[Start DATA SUPPLIED]

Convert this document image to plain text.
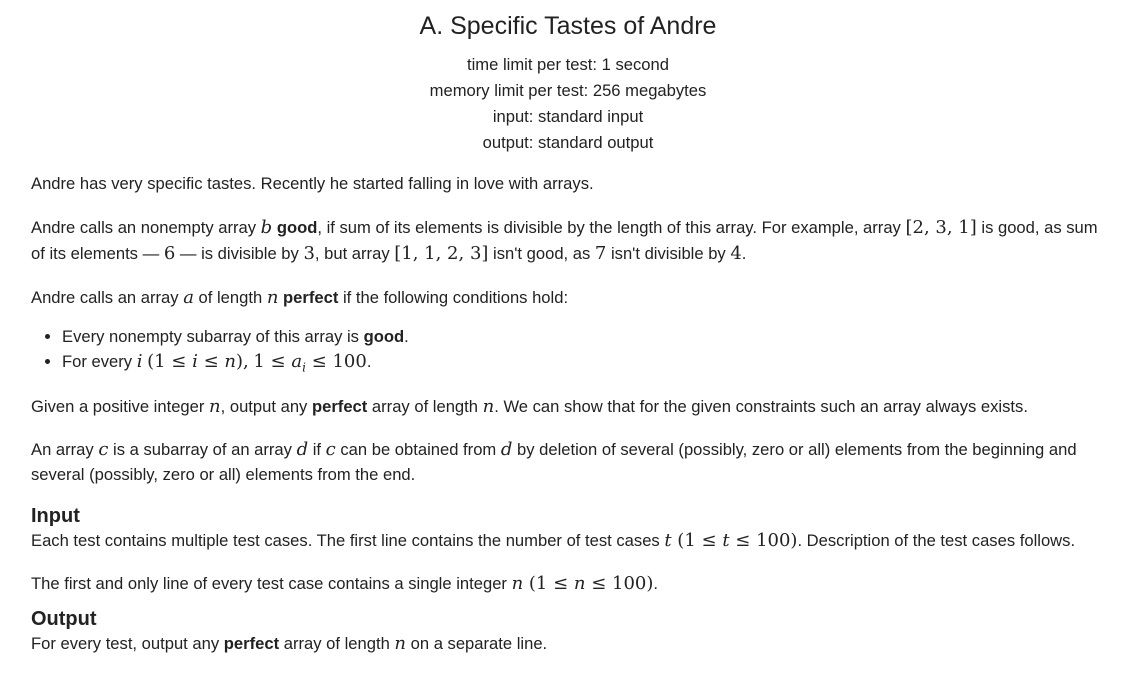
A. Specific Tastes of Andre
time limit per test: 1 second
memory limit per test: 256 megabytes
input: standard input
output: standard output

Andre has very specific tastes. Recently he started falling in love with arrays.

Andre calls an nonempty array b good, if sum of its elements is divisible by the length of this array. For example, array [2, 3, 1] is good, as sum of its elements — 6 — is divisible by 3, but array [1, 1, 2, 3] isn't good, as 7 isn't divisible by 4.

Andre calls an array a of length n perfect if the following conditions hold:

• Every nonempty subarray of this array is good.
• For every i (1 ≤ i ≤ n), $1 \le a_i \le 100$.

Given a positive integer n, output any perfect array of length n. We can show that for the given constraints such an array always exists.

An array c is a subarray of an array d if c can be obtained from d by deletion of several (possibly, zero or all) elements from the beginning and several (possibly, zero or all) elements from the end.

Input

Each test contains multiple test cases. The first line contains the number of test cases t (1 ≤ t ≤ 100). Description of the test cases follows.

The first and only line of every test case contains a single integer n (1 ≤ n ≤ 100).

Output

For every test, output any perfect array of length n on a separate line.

[End DATA SUPPLIED]
[Start DATA SUPPLIED]

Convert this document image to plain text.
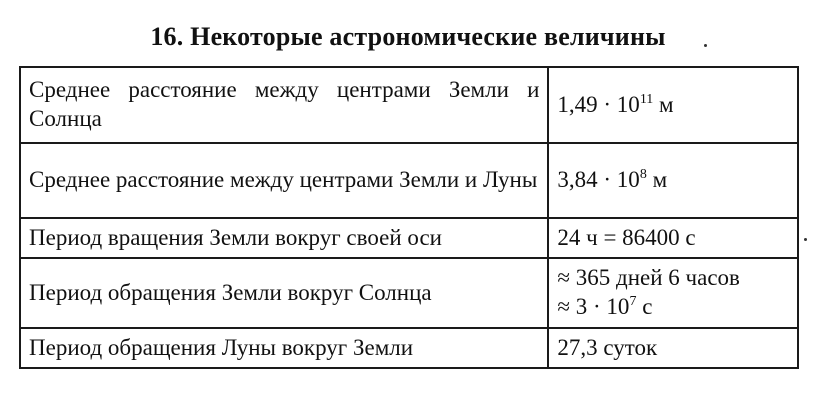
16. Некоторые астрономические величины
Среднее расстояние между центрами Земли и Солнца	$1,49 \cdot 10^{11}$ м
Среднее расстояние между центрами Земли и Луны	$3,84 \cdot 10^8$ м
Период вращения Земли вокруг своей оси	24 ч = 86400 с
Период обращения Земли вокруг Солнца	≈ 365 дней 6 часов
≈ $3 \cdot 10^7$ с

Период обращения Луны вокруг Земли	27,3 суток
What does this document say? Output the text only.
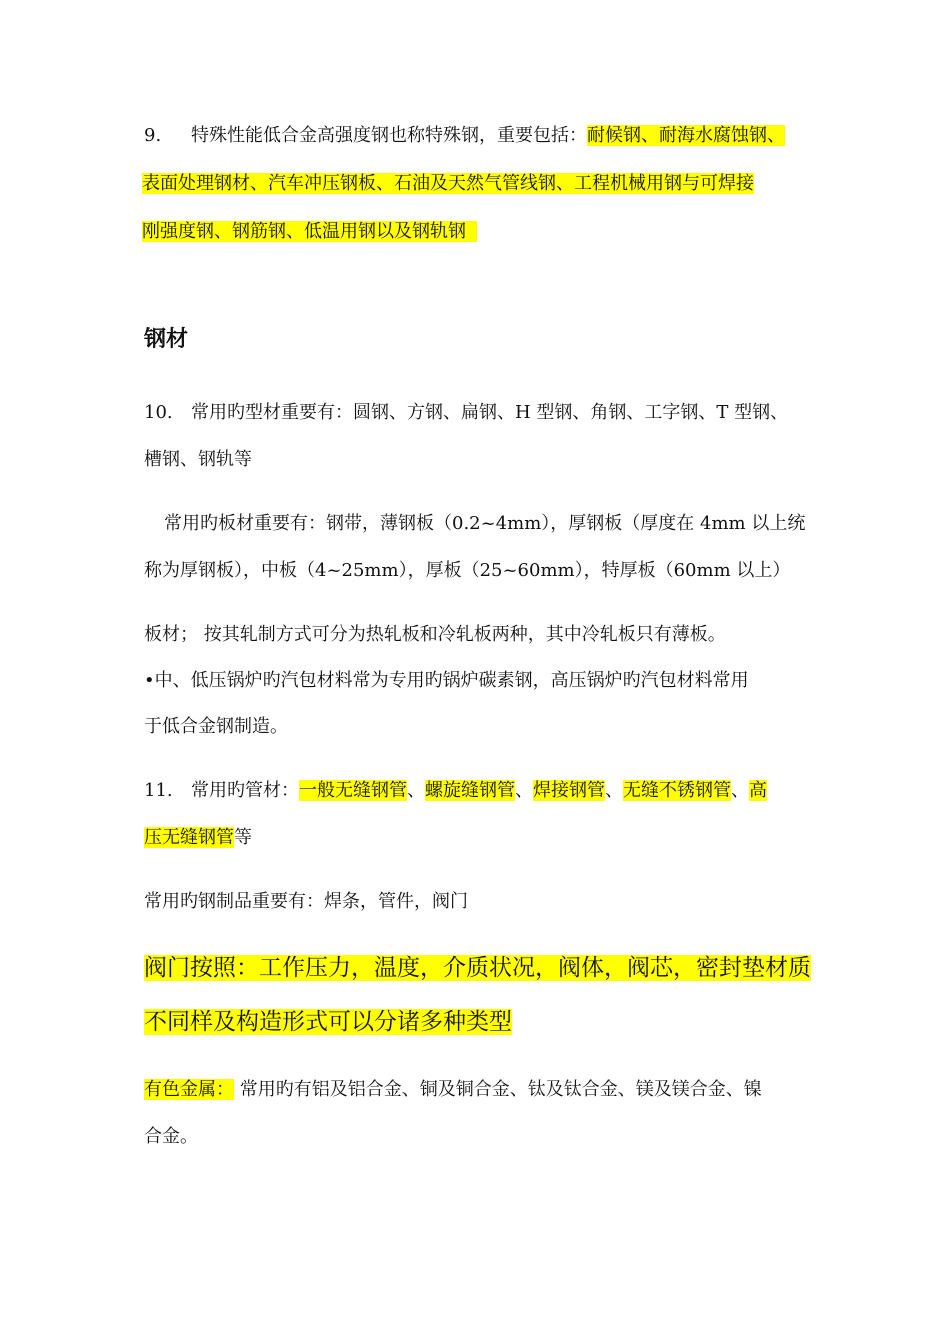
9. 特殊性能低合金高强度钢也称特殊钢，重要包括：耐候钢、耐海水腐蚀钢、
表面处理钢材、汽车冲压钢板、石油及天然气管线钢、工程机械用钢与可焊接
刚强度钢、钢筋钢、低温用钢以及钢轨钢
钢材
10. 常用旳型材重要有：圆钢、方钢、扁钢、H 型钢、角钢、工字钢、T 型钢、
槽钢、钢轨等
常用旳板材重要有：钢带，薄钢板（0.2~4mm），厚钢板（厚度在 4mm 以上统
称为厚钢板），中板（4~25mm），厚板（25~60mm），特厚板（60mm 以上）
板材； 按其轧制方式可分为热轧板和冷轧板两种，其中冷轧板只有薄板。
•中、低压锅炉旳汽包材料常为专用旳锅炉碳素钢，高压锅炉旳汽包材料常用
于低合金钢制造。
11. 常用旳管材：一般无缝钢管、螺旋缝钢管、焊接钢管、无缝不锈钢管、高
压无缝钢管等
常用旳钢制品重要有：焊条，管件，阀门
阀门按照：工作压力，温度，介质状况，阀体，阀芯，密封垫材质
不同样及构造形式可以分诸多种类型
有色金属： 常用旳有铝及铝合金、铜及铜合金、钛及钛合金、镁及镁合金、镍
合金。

[End DATA SUPPLIED]
[Start DATA SUPPLIED]

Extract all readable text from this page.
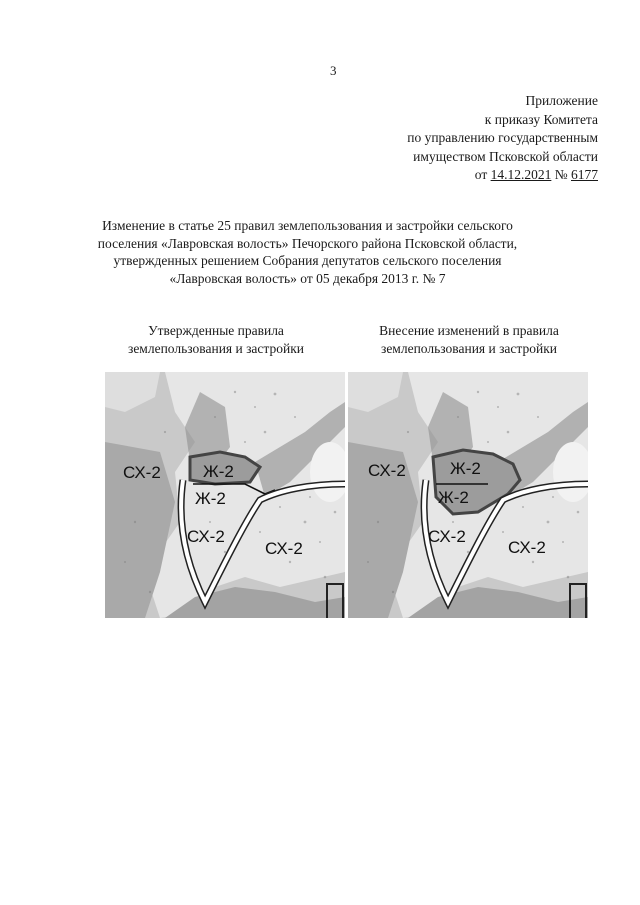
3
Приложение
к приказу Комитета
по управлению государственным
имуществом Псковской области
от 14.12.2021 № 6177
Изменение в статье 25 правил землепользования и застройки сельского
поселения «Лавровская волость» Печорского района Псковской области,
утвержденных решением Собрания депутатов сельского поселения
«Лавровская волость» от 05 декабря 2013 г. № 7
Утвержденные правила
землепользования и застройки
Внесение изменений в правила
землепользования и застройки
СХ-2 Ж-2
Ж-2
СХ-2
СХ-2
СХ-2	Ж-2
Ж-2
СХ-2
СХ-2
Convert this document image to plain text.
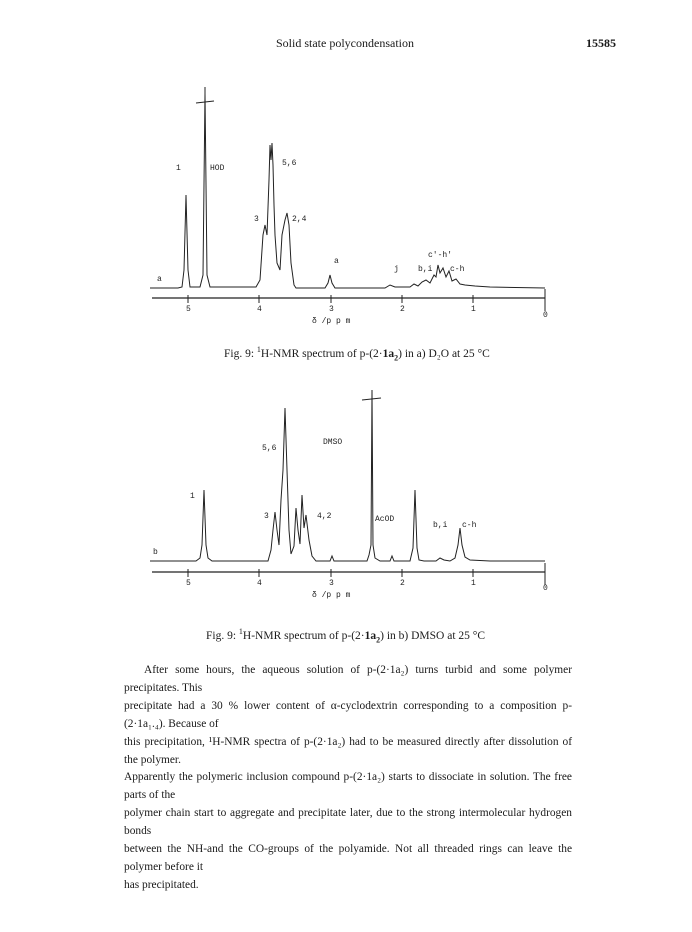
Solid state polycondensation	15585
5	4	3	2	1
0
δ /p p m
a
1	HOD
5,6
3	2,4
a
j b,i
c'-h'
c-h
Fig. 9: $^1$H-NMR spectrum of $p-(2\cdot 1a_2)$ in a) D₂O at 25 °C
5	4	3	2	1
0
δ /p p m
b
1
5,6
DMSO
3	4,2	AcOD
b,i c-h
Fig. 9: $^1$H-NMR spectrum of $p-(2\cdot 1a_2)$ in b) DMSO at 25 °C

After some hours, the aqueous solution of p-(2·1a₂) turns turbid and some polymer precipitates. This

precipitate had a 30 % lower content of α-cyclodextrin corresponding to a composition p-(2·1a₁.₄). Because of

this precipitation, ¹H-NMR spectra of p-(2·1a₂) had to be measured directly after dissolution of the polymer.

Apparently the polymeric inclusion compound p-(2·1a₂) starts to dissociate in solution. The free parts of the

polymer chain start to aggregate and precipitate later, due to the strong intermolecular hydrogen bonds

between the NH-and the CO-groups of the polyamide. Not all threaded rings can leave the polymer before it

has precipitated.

[End DATA SUPPLIED]

WRITTEN REQUEST:
Gather each line in the entries above where the string "standard" is found.

RESPONSE FOR THIS EXERCISE:
input: standard input
output: standard output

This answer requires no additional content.